- _Dataset rows about figures_
# # #

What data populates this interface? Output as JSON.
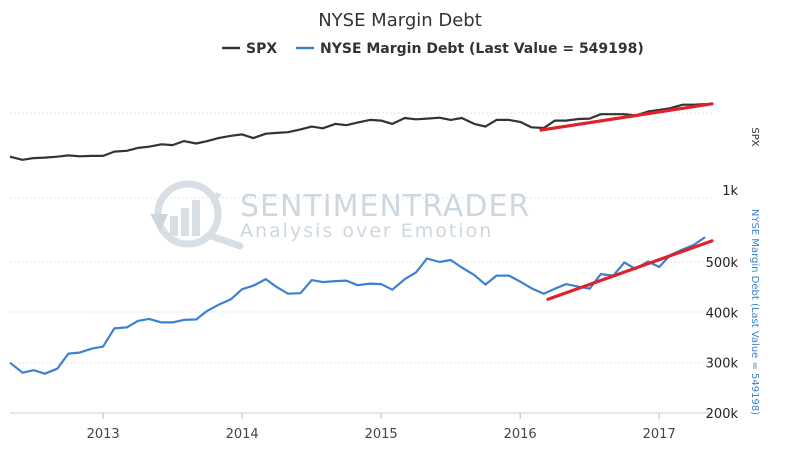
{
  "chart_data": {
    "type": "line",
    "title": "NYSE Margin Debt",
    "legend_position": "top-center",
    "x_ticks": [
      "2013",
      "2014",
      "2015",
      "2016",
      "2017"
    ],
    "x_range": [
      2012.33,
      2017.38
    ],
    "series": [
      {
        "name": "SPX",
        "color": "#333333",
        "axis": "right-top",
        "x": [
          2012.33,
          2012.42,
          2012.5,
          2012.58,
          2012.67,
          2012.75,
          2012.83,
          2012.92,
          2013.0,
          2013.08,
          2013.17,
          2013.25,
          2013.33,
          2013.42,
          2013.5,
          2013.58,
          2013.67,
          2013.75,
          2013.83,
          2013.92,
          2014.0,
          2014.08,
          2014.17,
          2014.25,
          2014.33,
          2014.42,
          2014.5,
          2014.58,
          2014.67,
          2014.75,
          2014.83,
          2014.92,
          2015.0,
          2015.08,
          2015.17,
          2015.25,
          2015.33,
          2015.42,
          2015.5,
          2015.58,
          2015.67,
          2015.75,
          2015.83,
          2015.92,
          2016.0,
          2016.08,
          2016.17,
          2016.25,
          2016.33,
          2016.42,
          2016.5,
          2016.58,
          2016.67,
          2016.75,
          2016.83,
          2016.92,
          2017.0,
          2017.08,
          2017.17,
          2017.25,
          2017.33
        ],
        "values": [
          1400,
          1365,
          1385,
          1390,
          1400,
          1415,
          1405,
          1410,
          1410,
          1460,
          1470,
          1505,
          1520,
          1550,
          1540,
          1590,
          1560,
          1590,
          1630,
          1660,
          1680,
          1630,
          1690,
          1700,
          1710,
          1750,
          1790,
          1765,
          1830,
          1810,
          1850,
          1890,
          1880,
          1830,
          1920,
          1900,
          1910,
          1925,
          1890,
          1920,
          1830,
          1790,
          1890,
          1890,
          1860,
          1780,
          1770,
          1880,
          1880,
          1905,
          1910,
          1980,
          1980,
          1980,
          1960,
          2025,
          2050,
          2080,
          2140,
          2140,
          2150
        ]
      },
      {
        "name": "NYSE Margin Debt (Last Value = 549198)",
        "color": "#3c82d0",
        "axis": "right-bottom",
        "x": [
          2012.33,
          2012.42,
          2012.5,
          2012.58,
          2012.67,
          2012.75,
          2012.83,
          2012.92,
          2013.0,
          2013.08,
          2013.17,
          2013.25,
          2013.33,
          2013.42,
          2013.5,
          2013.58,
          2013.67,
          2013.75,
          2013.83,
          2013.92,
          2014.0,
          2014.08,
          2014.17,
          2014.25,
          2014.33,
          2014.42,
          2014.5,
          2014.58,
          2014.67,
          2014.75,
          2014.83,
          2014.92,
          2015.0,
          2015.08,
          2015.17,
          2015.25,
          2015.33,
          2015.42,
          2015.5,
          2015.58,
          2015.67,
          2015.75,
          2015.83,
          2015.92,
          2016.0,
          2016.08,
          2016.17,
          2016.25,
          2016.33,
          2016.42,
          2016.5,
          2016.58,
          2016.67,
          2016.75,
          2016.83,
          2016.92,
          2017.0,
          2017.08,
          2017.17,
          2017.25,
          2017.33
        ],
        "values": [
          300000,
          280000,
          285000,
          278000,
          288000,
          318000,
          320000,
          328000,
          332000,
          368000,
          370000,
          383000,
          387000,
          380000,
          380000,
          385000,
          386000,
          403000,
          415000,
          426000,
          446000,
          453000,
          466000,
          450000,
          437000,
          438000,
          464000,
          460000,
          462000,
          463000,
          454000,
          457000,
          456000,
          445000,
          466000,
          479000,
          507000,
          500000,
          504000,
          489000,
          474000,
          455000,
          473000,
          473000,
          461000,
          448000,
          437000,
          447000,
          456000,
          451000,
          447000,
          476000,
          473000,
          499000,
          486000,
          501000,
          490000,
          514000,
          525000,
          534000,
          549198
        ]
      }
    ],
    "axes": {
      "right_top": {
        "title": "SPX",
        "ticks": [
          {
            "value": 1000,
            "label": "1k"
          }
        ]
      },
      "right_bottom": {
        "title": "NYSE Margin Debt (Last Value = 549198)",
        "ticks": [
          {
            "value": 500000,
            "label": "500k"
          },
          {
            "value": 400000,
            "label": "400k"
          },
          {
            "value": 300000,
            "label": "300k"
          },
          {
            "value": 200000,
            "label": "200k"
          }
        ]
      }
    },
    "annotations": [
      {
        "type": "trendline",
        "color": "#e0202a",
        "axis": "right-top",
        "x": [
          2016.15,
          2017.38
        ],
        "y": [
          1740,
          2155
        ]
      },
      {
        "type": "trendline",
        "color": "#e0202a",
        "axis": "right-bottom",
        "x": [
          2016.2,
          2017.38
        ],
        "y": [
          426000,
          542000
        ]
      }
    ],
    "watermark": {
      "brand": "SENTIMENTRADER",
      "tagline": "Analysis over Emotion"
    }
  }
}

# # #

- _Request_
All the lines above are to be reproduced exactly, except the pictures.

- _Output for this exercise_
What data populates this interface? Output as JSON.
{
  "chart_data": {
    "type": "line",
    "title": "NYSE Margin Debt",
    "legend_position": "top-center",
    "x_ticks": [
      "2013",
      "2014",
      "2015",
      "2016",
      "2017"
    ],
    "x_range": [
      2012.33,
      2017.38
    ],
    "series": [
      {
        "name": "SPX",
        "color": "#333333",
        "axis": "right-top",
        "x": [
          2012.33,
          2012.42,
          2012.5,
          2012.58,
          2012.67,
          2012.75,
          2012.83,
          2012.92,
          2013.0,
          2013.08,
          2013.17,
          2013.25,
          2013.33,
          2013.42,
          2013.5,
          2013.58,
          2013.67,
          2013.75,
          2013.83,
          2013.92,
          2014.0,
          2014.08,
          2014.17,
          2014.25,
          2014.33,
          2014.42,
          2014.5,
          2014.58,
          2014.67,
          2014.75,
          2014.83,
          2014.92,
          2015.0,
          2015.08,
          2015.17,
          2015.25,
          2015.33,
          2015.42,
          2015.5,
          2015.58,
          2015.67,
          2015.75,
          2015.83,
          2015.92,
          2016.0,
          2016.08,
          2016.17,
          2016.25,
          2016.33,
          2016.42,
          2016.5,
          2016.58,
          2016.67,
          2016.75,
          2016.83,
          2016.92,
          2017.0,
          2017.08,
          2017.17,
          2017.25,
          2017.33
        ],
        "values": [
          1400,
          1365,
          1385,
          1390,
          1400,
          1415,
          1405,
          1410,
          1410,
          1460,
          1470,
          1505,
          1520,
          1550,
          1540,
          1590,
          1560,
          1590,
          1630,
          1660,
          1680,
          1630,
          1690,
          1700,
          1710,
          1750,
          1790,
          1765,
          1830,
          1810,
          1850,
          1890,
          1880,
          1830,
          1920,
          1900,
          1910,
          1925,
          1890,
          1920,
          1830,
          1790,
          1890,
          1890,
          1860,
          1780,
          1770,
          1880,
          1880,
          1905,
          1910,
          1980,
          1980,
          1980,
          1960,
          2025,
          2050,
          2080,
          2140,
          2140,
          2150
        ]
      },
      {
        "name": "NYSE Margin Debt (Last Value = 549198)",
        "color": "#3c82d0",
        "axis": "right-bottom",
        "x": [
          2012.33,
          2012.42,
          2012.5,
          2012.58,
          2012.67,
          2012.75,
          2012.83,
          2012.92,
          2013.0,
          2013.08,
          2013.17,
          2013.25,
          2013.33,
          2013.42,
          2013.5,
          2013.58,
          2013.67,
          2013.75,
          2013.83,
          2013.92,
          2014.0,
          2014.08,
          2014.17,
          2014.25,
          2014.33,
          2014.42,
          2014.5,
          2014.58,
          2014.67,
          2014.75,
          2014.83,
          2014.92,
          2015.0,
          2015.08,
          2015.17,
          2015.25,
          2015.33,
          2015.42,
          2015.5,
          2015.58,
          2015.67,
          2015.75,
          2015.83,
          2015.92,
          2016.0,
          2016.08,
          2016.17,
          2016.25,
          2016.33,
          2016.42,
          2016.5,
          2016.58,
          2016.67,
          2016.75,
          2016.83,
          2016.92,
          2017.0,
          2017.08,
          2017.17,
          2017.25,
          2017.33
        ],
        "values": [
          300000,
          280000,
          285000,
          278000,
          288000,
          318000,
          320000,
          328000,
          332000,
          368000,
          370000,
          383000,
          387000,
          380000,
          380000,
          385000,
          386000,
          403000,
          415000,
          426000,
          446000,
          453000,
          466000,
          450000,
          437000,
          438000,
          464000,
          460000,
          462000,
          463000,
          454000,
          457000,
          456000,
          445000,
          466000,
          479000,
          507000,
          500000,
          504000,
          489000,
          474000,
          455000,
          473000,
          473000,
          461000,
          448000,
          437000,
          447000,
          456000,
          451000,
          447000,
          476000,
          473000,
          499000,
          486000,
          501000,
          490000,
          514000,
          525000,
          534000,
          549198
        ]
      }
    ],
    "axes": {
      "right_top": {
        "title": "SPX",
        "ticks": [
          {
            "value": 1000,
            "label": "1k"
          }
        ]
      },
      "right_bottom": {
        "title": "NYSE Margin Debt (Last Value = 549198)",
        "ticks": [
          {
            "value": 500000,
            "label": "500k"
          },
          {
            "value": 400000,
            "label": "400k"
          },
          {
            "value": 300000,
            "label": "300k"
          },
          {
            "value": 200000,
            "label": "200k"
          }
        ]
      }
    },
    "annotations": [
      {
        "type": "trendline",
        "color": "#e0202a",
        "axis": "right-top",
        "x": [
          2016.15,
          2017.38
        ],
        "y": [
          1740,
          2155
        ]
      },
      {
        "type": "trendline",
        "color": "#e0202a",
        "axis": "right-bottom",
        "x": [
          2016.2,
          2017.38
        ],
        "y": [
          426000,
          542000
        ]
      }
    ],
    "watermark": {
      "brand": "SENTIMENTRADER",
      "tagline": "Analysis over Emotion"
    }
  }
}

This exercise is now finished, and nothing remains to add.